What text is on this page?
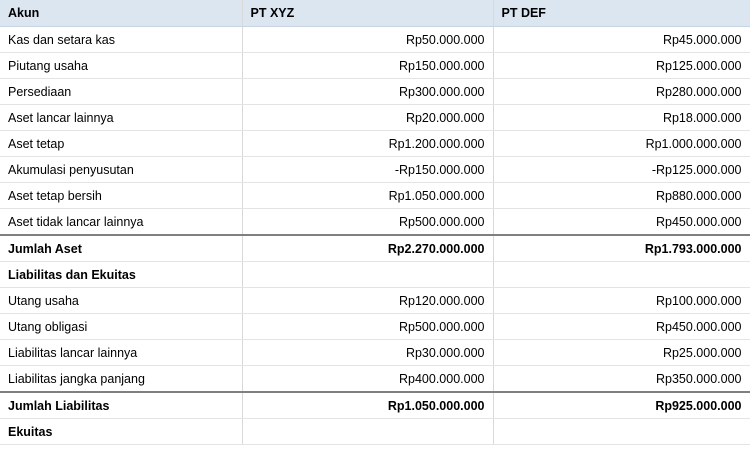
Akun	PT XYZ	PT DEF
Kas dan setara kas	Rp50.000.000	Rp45.000.000
Piutang usaha	Rp150.000.000	Rp125.000.000
Persediaan	Rp300.000.000	Rp280.000.000
Aset lancar lainnya	Rp20.000.000	Rp18.000.000
Aset tetap	Rp1.200.000.000	Rp1.000.000.000
Akumulasi penyusutan	-Rp150.000.000	-Rp125.000.000
Aset tetap bersih	Rp1.050.000.000	Rp880.000.000
Aset tidak lancar lainnya	Rp500.000.000	Rp450.000.000
Jumlah Aset	Rp2.270.000.000	Rp1.793.000.000
Liabilitas dan Ekuitas		
Utang usaha	Rp120.000.000	Rp100.000.000
Utang obligasi	Rp500.000.000	Rp450.000.000
Liabilitas lancar lainnya	Rp30.000.000	Rp25.000.000
Liabilitas jangka panjang	Rp400.000.000	Rp350.000.000
Jumlah Liabilitas	Rp1.050.000.000	Rp925.000.000
Ekuitas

== == ==

→ **Challenge**: Copy the listing word for word, excluding its pictures.

→ **Right answer**:
What text is on this page?
Akun	PT XYZ	PT DEF
Kas dan setara kas	Rp50.000.000	Rp45.000.000
Piutang usaha	Rp150.000.000	Rp125.000.000
Persediaan	Rp300.000.000	Rp280.000.000
Aset lancar lainnya	Rp20.000.000	Rp18.000.000
Aset tetap	Rp1.200.000.000	Rp1.000.000.000
Akumulasi penyusutan	-Rp150.000.000	-Rp125.000.000
Aset tetap bersih	Rp1.050.000.000	Rp880.000.000
Aset tidak lancar lainnya	Rp500.000.000	Rp450.000.000
Jumlah Aset	Rp2.270.000.000	Rp1.793.000.000
Liabilitas dan Ekuitas		
Utang usaha	Rp120.000.000	Rp100.000.000
Utang obligasi	Rp500.000.000	Rp450.000.000
Liabilitas lancar lainnya	Rp30.000.000	Rp25.000.000
Liabilitas jangka panjang	Rp400.000.000	Rp350.000.000
Jumlah Liabilitas	Rp1.050.000.000	Rp925.000.000
Ekuitas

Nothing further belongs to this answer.